Work to complete - Without the pictures, return all of the material exactly as written.
#####
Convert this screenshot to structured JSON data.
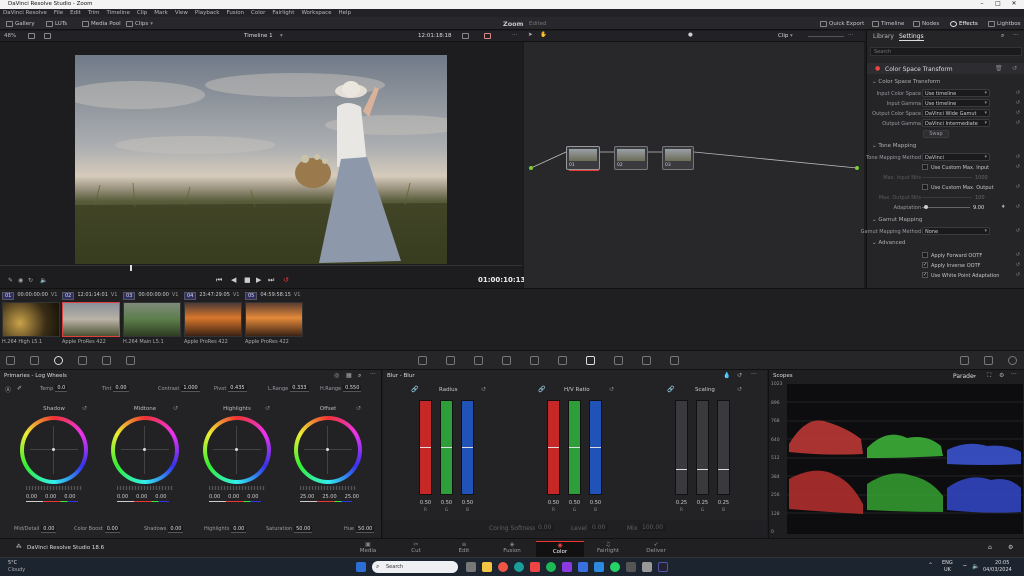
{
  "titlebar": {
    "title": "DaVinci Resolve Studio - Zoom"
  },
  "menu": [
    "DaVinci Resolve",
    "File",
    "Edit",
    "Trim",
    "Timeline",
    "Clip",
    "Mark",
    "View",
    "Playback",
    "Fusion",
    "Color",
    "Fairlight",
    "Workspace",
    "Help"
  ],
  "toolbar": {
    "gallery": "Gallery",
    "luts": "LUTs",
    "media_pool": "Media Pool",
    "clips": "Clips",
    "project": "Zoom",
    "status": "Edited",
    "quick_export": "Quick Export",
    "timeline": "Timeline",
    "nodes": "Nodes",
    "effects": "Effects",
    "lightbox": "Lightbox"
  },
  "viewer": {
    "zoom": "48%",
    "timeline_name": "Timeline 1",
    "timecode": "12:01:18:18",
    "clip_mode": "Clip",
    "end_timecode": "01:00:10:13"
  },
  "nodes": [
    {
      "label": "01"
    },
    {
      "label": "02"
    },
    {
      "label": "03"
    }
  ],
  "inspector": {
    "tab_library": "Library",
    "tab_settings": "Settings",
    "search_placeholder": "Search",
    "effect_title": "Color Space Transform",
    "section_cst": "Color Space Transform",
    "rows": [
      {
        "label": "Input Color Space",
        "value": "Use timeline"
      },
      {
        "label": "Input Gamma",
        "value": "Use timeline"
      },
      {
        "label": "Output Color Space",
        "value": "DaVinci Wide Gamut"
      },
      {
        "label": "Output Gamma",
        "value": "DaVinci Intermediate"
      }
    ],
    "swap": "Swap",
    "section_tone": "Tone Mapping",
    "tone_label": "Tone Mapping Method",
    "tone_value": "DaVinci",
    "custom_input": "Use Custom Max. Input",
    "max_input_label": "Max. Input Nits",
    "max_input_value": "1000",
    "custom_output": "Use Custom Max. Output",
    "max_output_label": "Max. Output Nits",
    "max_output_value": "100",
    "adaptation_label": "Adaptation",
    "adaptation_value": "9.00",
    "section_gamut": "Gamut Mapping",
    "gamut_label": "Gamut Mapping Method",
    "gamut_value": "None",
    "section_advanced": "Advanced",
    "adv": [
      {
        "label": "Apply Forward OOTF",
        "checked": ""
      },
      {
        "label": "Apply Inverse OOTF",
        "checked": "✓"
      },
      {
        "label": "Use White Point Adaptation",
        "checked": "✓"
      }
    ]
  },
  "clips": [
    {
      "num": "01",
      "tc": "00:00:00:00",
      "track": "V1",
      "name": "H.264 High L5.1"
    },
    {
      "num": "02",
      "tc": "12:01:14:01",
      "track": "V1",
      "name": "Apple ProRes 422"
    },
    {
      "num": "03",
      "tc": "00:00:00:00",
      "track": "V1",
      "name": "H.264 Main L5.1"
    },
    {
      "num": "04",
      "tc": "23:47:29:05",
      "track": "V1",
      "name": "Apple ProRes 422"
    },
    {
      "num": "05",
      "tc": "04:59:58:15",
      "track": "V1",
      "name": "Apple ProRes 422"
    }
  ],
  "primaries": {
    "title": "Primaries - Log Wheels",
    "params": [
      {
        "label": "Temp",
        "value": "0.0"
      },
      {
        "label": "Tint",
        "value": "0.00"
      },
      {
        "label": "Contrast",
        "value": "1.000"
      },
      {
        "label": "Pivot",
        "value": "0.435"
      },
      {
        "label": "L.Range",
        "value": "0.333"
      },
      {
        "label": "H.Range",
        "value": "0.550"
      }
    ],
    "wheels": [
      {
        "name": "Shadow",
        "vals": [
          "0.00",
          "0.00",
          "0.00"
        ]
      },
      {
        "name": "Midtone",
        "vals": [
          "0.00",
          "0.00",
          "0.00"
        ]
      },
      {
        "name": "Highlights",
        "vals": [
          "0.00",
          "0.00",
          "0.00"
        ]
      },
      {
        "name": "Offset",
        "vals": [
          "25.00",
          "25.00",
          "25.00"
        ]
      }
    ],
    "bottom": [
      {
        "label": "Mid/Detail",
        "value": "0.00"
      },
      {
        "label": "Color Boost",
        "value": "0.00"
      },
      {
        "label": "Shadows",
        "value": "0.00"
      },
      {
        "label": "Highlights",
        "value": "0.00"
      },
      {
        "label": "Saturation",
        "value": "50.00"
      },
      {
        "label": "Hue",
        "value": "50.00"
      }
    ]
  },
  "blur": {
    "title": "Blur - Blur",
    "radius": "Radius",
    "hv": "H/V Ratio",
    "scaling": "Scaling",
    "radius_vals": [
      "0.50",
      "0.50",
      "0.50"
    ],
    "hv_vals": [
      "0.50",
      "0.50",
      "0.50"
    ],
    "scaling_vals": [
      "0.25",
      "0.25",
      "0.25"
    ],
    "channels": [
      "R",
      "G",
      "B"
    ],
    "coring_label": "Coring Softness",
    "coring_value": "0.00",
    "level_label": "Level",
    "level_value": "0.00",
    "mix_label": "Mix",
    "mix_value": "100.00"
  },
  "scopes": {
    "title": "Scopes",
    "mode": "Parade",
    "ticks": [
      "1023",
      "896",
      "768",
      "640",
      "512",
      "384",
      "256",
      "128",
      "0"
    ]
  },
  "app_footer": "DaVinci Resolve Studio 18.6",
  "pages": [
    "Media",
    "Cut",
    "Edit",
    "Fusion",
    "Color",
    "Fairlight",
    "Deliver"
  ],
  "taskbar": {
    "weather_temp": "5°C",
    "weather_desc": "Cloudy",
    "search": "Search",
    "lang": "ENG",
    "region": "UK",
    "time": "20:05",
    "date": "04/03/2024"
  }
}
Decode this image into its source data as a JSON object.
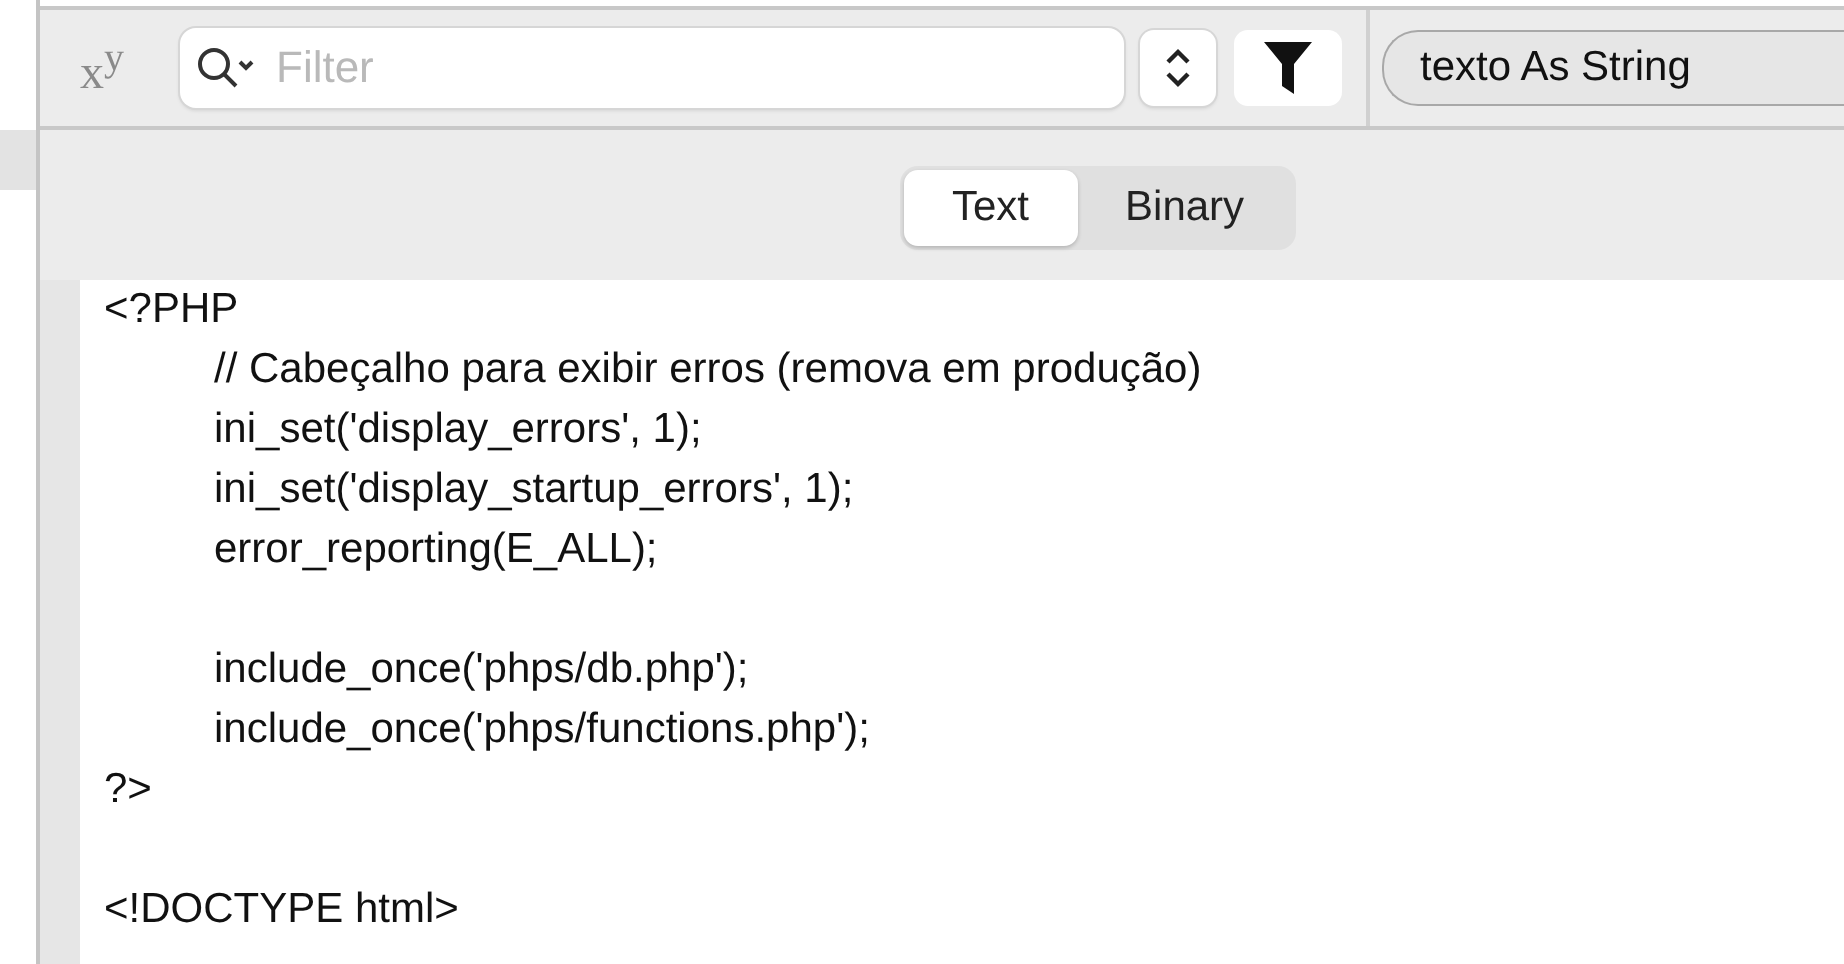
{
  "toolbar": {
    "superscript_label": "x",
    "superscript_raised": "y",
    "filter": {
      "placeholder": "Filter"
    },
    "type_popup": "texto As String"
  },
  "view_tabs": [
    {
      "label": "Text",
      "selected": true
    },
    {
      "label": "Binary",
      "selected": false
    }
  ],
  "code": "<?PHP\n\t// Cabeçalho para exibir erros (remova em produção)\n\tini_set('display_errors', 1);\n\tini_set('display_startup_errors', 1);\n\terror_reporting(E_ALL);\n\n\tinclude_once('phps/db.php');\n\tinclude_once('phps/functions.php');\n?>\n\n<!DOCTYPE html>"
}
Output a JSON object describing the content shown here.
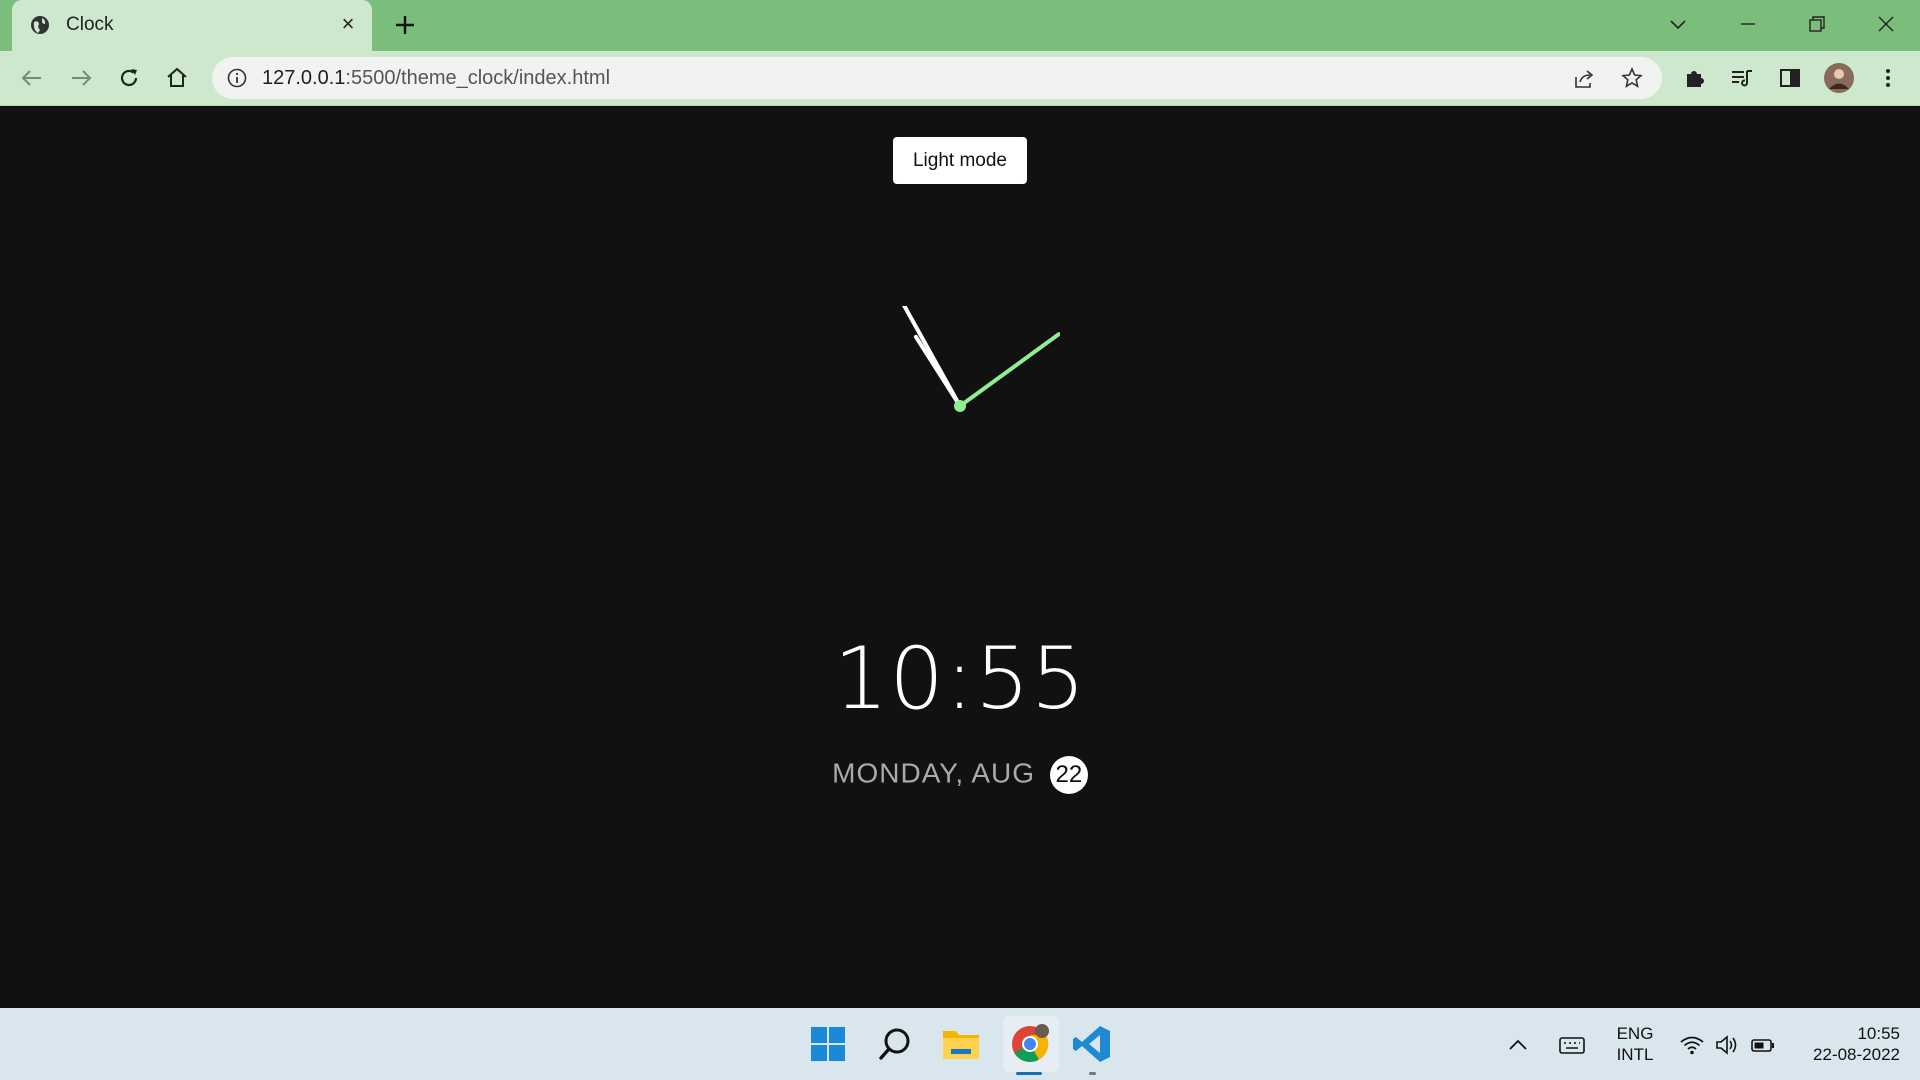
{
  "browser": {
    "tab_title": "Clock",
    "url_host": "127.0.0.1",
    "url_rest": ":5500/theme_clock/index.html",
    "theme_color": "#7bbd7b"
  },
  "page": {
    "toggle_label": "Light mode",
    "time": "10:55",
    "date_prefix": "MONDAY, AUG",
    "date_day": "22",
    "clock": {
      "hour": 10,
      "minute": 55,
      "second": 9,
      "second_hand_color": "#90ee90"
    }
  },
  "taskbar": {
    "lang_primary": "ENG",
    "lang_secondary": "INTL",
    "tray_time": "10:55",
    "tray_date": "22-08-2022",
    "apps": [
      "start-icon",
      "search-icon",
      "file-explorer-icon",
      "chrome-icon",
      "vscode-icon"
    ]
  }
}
#####
Reply to the task -
Convert this screenshot to structured JSON data.
{
  "titlebar": {
    "title": "DaVinci Resolve Studio - Zoom"
  },
  "menu": [
    "DaVinci Resolve",
    "File",
    "Edit",
    "Trim",
    "Timeline",
    "Clip",
    "Mark",
    "View",
    "Playback",
    "Fusion",
    "Color",
    "Fairlight",
    "Workspace",
    "Help"
  ],
  "toolbar": {
    "gallery": "Gallery",
    "luts": "LUTs",
    "media_pool": "Media Pool",
    "clips": "Clips",
    "project": "Zoom",
    "status": "Edited",
    "quick_export": "Quick Export",
    "timeline": "Timeline",
    "nodes": "Nodes",
    "effects": "Effects",
    "lightbox": "Lightbox"
  },
  "viewer": {
    "zoom": "48%",
    "timeline_name": "Timeline 1",
    "timecode": "12:01:18:18",
    "clip_mode": "Clip",
    "end_timecode": "01:00:10:13"
  },
  "nodes": [
    {
      "label": "01"
    },
    {
      "label": "02"
    },
    {
      "label": "03"
    }
  ],
  "inspector": {
    "tab_library": "Library",
    "tab_settings": "Settings",
    "search_placeholder": "Search",
    "effect_title": "Color Space Transform",
    "section_cst": "Color Space Transform",
    "rows": [
      {
        "label": "Input Color Space",
        "value": "Use timeline"
      },
      {
        "label": "Input Gamma",
        "value": "Use timeline"
      },
      {
        "label": "Output Color Space",
        "value": "DaVinci Wide Gamut"
      },
      {
        "label": "Output Gamma",
        "value": "DaVinci Intermediate"
      }
    ],
    "swap": "Swap",
    "section_tone": "Tone Mapping",
    "tone_label": "Tone Mapping Method",
    "tone_value": "DaVinci",
    "custom_input": "Use Custom Max. Input",
    "max_input_label": "Max. Input Nits",
    "max_input_value": "1000",
    "custom_output": "Use Custom Max. Output",
    "max_output_label": "Max. Output Nits",
    "max_output_value": "100",
    "adaptation_label": "Adaptation",
    "adaptation_value": "9.00",
    "section_gamut": "Gamut Mapping",
    "gamut_label": "Gamut Mapping Method",
    "gamut_value": "None",
    "section_advanced": "Advanced",
    "adv": [
      {
        "label": "Apply Forward OOTF",
        "checked": ""
      },
      {
        "label": "Apply Inverse OOTF",
        "checked": "✓"
      },
      {
        "label": "Use White Point Adaptation",
        "checked": "✓"
      }
    ]
  },
  "clips": [
    {
      "num": "01",
      "tc": "00:00:00:00",
      "track": "V1",
      "name": "H.264 High L5.1"
    },
    {
      "num": "02",
      "tc": "12:01:14:01",
      "track": "V1",
      "name": "Apple ProRes 422"
    },
    {
      "num": "03",
      "tc": "00:00:00:00",
      "track": "V1",
      "name": "H.264 Main L5.1"
    },
    {
      "num": "04",
      "tc": "23:47:29:05",
      "track": "V1",
      "name": "Apple ProRes 422"
    },
    {
      "num": "05",
      "tc": "04:59:58:15",
      "track": "V1",
      "name": "Apple ProRes 422"
    }
  ],
  "primaries": {
    "title": "Primaries - Log Wheels",
    "params": [
      {
        "label": "Temp",
        "value": "0.0"
      },
      {
        "label": "Tint",
        "value": "0.00"
      },
      {
        "label": "Contrast",
        "value": "1.000"
      },
      {
        "label": "Pivot",
        "value": "0.435"
      },
      {
        "label": "L.Range",
        "value": "0.333"
      },
      {
        "label": "H.Range",
        "value": "0.550"
      }
    ],
    "wheels": [
      {
        "name": "Shadow",
        "vals": [
          "0.00",
          "0.00",
          "0.00"
        ]
      },
      {
        "name": "Midtone",
        "vals": [
          "0.00",
          "0.00",
          "0.00"
        ]
      },
      {
        "name": "Highlights",
        "vals": [
          "0.00",
          "0.00",
          "0.00"
        ]
      },
      {
        "name": "Offset",
        "vals": [
          "25.00",
          "25.00",
          "25.00"
        ]
      }
    ],
    "bottom": [
      {
        "label": "Mid/Detail",
        "value": "0.00"
      },
      {
        "label": "Color Boost",
        "value": "0.00"
      },
      {
        "label": "Shadows",
        "value": "0.00"
      },
      {
        "label": "Highlights",
        "value": "0.00"
      },
      {
        "label": "Saturation",
        "value": "50.00"
      },
      {
        "label": "Hue",
        "value": "50.00"
      }
    ]
  },
  "blur": {
    "title": "Blur - Blur",
    "radius": "Radius",
    "hv": "H/V Ratio",
    "scaling": "Scaling",
    "radius_vals": [
      "0.50",
      "0.50",
      "0.50"
    ],
    "hv_vals": [
      "0.50",
      "0.50",
      "0.50"
    ],
    "scaling_vals": [
      "0.25",
      "0.25",
      "0.25"
    ],
    "channels": [
      "R",
      "G",
      "B"
    ],
    "coring_label": "Coring Softness",
    "coring_value": "0.00",
    "level_label": "Level",
    "level_value": "0.00",
    "mix_label": "Mix",
    "mix_value": "100.00"
  },
  "scopes": {
    "title": "Scopes",
    "mode": "Parade",
    "ticks": [
      "1023",
      "896",
      "768",
      "640",
      "512",
      "384",
      "256",
      "128",
      "0"
    ]
  },
  "app_footer": "DaVinci Resolve Studio 18.6",
  "pages": [
    "Media",
    "Cut",
    "Edit",
    "Fusion",
    "Color",
    "Fairlight",
    "Deliver"
  ],
  "taskbar": {
    "weather_temp": "5°C",
    "weather_desc": "Cloudy",
    "search": "Search",
    "lang": "ENG",
    "region": "UK",
    "time": "20:05",
    "date": "04/03/2024"
  }
}
Decode this image into its source data as a JSON object.
{
  "toolbar": {
    "superscript_label": "x",
    "superscript_raised": "y",
    "filter": {
      "placeholder": "Filter"
    },
    "type_popup": "texto As String"
  },
  "view_tabs": [
    {
      "label": "Text",
      "selected": true
    },
    {
      "label": "Binary",
      "selected": false
    }
  ],
  "code": "<?PHP\n\t// Cabeçalho para exibir erros (remova em produção)\n\tini_set('display_errors', 1);\n\tini_set('display_startup_errors', 1);\n\terror_reporting(E_ALL);\n\n\tinclude_once('phps/db.php');\n\tinclude_once('phps/functions.php');\n?>\n\n<!DOCTYPE html>"
}
Output a JSON object describing the content shown here.
{
  "browser": {
    "tab_title": "Clock",
    "url_host": "127.0.0.1",
    "url_rest": ":5500/theme_clock/index.html",
    "theme_color": "#7bbd7b"
  },
  "page": {
    "toggle_label": "Light mode",
    "time": "10:55",
    "date_prefix": "MONDAY, AUG",
    "date_day": "22",
    "clock": {
      "hour": 10,
      "minute": 55,
      "second": 9,
      "second_hand_color": "#90ee90"
    }
  },
  "taskbar": {
    "lang_primary": "ENG",
    "lang_secondary": "INTL",
    "tray_time": "10:55",
    "tray_date": "22-08-2022",
    "apps": [
      "start-icon",
      "search-icon",
      "file-explorer-icon",
      "chrome-icon",
      "vscode-icon"
    ]
  }
}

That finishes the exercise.